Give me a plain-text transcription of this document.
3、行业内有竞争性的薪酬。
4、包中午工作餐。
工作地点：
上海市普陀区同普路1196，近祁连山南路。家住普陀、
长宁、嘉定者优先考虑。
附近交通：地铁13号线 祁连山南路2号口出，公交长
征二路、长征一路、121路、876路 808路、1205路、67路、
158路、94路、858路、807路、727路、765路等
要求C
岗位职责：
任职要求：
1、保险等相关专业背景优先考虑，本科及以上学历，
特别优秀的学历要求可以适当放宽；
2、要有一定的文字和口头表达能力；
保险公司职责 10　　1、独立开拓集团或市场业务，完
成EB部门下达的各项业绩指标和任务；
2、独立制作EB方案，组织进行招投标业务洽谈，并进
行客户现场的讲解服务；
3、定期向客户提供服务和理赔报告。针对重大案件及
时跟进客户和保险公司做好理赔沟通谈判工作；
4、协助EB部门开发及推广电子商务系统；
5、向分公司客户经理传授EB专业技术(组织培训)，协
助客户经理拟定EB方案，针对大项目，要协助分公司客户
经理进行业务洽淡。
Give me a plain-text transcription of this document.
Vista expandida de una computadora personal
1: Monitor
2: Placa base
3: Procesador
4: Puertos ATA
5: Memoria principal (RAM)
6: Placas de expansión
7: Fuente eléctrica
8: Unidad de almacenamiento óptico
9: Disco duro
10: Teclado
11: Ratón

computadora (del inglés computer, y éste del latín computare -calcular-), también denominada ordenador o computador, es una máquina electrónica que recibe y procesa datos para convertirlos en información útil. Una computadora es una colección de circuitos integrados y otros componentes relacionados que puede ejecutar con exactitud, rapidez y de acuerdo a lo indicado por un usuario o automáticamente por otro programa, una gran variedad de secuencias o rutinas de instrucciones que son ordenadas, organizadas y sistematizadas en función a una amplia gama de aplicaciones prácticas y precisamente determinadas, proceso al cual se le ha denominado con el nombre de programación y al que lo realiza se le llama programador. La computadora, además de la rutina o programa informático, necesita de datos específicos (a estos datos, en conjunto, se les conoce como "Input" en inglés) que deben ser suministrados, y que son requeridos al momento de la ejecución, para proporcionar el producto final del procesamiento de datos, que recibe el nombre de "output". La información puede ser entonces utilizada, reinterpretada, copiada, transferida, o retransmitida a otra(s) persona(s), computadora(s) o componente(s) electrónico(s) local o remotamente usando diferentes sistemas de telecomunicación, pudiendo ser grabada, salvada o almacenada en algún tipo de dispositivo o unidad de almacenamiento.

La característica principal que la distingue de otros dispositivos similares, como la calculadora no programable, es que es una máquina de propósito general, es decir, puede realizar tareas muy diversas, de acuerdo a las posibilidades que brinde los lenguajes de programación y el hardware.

* * * * * * * * *

Write out the full set of records exactly as given.

FINAL RESULT =
Give me a plain-text transcription of this document.
3、行业内有竞争性的薪酬。
4、包中午工作餐。
工作地点：
上海市普陀区同普路1196，近祁连山南路。家住普陀、
长宁、嘉定者优先考虑。
附近交通：地铁13号线 祁连山南路2号口出，公交长
征二路、长征一路、121路、876路 808路、1205路、67路、
158路、94路、858路、807路、727路、765路等
要求C
岗位职责：
任职要求：
1、保险等相关专业背景优先考虑，本科及以上学历，
特别优秀的学历要求可以适当放宽；
2、要有一定的文字和口头表达能力；
保险公司职责 10　　1、独立开拓集团或市场业务，完
成EB部门下达的各项业绩指标和任务；
2、独立制作EB方案，组织进行招投标业务洽谈，并进
行客户现场的讲解服务；
3、定期向客户提供服务和理赔报告。针对重大案件及
时跟进客户和保险公司做好理赔沟通谈判工作；
4、协助EB部门开发及推广电子商务系统；
5、向分公司客户经理传授EB专业技术(组织培训)，协
助客户经理拟定EB方案，针对大项目，要协助分公司客户
经理进行业务洽淡。
Give me a plain-text transcription of this document.
Vista expandida de una computadora personal
1: Monitor
2: Placa base
3: Procesador
4: Puertos ATA
5: Memoria principal (RAM)
6: Placas de expansión
7: Fuente eléctrica
8: Unidad de almacenamiento óptico
9: Disco duro
10: Teclado
11: Ratón

computadora (del inglés computer, y éste del latín computare -calcular-), también denominada ordenador o computador, es una máquina electrónica que recibe y procesa datos para convertirlos en información útil. Una computadora es una colección de circuitos integrados y otros componentes relacionados que puede ejecutar con exactitud, rapidez y de acuerdo a lo indicado por un usuario o automáticamente por otro programa, una gran variedad de secuencias o rutinas de instrucciones que son ordenadas, organizadas y sistematizadas en función a una amplia gama de aplicaciones prácticas y precisamente determinadas, proceso al cual se le ha denominado con el nombre de programación y al que lo realiza se le llama programador. La computadora, además de la rutina o programa informático, necesita de datos específicos (a estos datos, en conjunto, se les conoce como "Input" en inglés) que deben ser suministrados, y que son requeridos al momento de la ejecución, para proporcionar el producto final del procesamiento de datos, que recibe el nombre de "output". La información puede ser entonces utilizada, reinterpretada, copiada, transferida, o retransmitida a otra(s) persona(s), computadora(s) o componente(s) electrónico(s) local o remotamente usando diferentes sistemas de telecomunicación, pudiendo ser grabada, salvada o almacenada en algún tipo de dispositivo o unidad de almacenamiento.

La característica principal que la distingue de otros dispositivos similares, como la calculadora no programable, es que es una máquina de propósito general, es decir, puede realizar tareas muy diversas, de acuerdo a las posibilidades que brinde los lenguajes de programación y el hardware.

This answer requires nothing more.